— Begin —
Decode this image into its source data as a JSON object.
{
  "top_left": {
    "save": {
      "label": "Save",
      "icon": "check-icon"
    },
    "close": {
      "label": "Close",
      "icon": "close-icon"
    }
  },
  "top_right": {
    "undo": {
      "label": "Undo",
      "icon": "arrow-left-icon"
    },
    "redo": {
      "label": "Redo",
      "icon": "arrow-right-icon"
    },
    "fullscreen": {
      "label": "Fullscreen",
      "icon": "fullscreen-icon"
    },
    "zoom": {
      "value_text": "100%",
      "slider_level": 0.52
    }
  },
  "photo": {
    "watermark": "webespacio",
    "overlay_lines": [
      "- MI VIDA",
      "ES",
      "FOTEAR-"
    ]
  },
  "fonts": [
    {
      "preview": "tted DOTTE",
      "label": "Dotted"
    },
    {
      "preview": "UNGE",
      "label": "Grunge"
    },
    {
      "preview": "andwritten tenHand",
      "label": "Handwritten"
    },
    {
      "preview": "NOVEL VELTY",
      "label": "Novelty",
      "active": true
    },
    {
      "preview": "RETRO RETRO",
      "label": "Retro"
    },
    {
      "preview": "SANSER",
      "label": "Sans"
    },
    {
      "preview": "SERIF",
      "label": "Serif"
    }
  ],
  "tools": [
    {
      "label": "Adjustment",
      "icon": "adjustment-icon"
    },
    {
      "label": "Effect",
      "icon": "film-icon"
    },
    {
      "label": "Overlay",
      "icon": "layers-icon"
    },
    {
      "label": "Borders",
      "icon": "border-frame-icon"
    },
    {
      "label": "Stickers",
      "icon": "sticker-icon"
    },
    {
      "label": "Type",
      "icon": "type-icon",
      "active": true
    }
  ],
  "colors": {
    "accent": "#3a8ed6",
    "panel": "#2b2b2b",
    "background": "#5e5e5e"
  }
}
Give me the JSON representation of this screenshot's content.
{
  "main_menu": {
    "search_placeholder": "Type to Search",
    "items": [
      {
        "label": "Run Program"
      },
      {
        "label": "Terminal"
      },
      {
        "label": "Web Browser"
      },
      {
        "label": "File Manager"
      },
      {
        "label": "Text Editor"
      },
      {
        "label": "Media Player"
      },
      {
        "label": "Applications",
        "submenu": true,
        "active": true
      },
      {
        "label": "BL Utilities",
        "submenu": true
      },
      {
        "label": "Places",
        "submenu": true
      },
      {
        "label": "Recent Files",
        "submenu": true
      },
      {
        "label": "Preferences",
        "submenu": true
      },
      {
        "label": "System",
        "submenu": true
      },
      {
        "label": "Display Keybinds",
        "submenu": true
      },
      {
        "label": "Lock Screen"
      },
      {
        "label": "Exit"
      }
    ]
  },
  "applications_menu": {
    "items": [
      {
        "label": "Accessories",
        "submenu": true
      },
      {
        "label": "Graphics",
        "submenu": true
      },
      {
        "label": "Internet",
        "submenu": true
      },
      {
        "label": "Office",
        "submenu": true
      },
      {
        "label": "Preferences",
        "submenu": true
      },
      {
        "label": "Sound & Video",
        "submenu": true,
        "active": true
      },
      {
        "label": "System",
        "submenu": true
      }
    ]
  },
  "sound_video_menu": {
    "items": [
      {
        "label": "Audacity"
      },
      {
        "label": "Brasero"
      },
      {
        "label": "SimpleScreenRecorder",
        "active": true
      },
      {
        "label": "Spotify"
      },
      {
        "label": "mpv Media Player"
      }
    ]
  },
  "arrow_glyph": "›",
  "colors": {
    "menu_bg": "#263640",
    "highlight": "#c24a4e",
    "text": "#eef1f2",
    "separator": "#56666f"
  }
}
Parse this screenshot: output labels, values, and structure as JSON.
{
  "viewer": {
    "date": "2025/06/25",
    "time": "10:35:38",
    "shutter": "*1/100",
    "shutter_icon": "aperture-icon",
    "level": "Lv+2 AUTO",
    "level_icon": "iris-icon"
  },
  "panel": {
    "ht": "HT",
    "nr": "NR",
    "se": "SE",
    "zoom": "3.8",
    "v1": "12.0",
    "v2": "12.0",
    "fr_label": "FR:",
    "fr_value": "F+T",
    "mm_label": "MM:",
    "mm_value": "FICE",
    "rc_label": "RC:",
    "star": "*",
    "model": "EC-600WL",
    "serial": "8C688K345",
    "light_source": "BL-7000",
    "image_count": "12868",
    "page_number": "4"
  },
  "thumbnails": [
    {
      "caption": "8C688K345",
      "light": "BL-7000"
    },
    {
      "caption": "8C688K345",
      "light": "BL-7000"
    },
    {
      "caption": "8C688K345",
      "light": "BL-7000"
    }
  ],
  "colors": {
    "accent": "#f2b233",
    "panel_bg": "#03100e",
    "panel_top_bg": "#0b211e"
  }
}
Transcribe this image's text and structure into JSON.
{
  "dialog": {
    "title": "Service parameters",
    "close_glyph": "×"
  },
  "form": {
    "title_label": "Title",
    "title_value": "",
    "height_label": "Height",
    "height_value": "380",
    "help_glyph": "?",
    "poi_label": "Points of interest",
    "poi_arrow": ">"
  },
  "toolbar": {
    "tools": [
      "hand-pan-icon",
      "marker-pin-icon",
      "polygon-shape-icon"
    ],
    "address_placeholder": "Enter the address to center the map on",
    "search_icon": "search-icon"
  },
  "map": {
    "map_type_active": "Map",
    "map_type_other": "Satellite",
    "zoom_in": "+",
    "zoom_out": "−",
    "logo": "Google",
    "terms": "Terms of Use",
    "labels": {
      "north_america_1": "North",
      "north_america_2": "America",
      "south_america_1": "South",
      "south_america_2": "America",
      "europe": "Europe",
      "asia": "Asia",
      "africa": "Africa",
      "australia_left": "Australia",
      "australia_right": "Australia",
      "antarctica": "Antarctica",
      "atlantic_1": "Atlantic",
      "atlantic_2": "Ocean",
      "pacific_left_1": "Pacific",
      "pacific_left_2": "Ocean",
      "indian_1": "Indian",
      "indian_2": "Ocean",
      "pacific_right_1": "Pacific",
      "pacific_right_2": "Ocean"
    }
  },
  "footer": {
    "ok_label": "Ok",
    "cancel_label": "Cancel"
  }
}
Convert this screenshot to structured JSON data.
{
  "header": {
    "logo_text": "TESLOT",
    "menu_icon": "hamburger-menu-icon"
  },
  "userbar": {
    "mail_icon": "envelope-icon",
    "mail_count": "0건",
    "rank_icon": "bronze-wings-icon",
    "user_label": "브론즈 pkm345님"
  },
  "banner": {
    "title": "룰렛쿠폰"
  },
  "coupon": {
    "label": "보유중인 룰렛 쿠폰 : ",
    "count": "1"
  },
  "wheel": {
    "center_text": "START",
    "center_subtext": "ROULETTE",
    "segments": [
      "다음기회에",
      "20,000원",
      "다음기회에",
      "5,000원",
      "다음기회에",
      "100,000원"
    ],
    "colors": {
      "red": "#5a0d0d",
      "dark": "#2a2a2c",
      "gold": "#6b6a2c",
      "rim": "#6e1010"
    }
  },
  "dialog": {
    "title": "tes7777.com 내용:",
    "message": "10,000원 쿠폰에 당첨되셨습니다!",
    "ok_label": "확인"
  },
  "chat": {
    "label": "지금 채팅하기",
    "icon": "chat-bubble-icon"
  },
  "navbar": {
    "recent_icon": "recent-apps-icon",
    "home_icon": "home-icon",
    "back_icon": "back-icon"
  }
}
— End —
== AIM ==
Using the entries above, find all lines with "Ocean". Copy them.

== EXERCISE RESPONSE ==
      "atlantic_2": "Ocean",
      "pacific_left_2": "Ocean",
      "indian_2": "Ocean",
      "pacific_right_2": "Ocean"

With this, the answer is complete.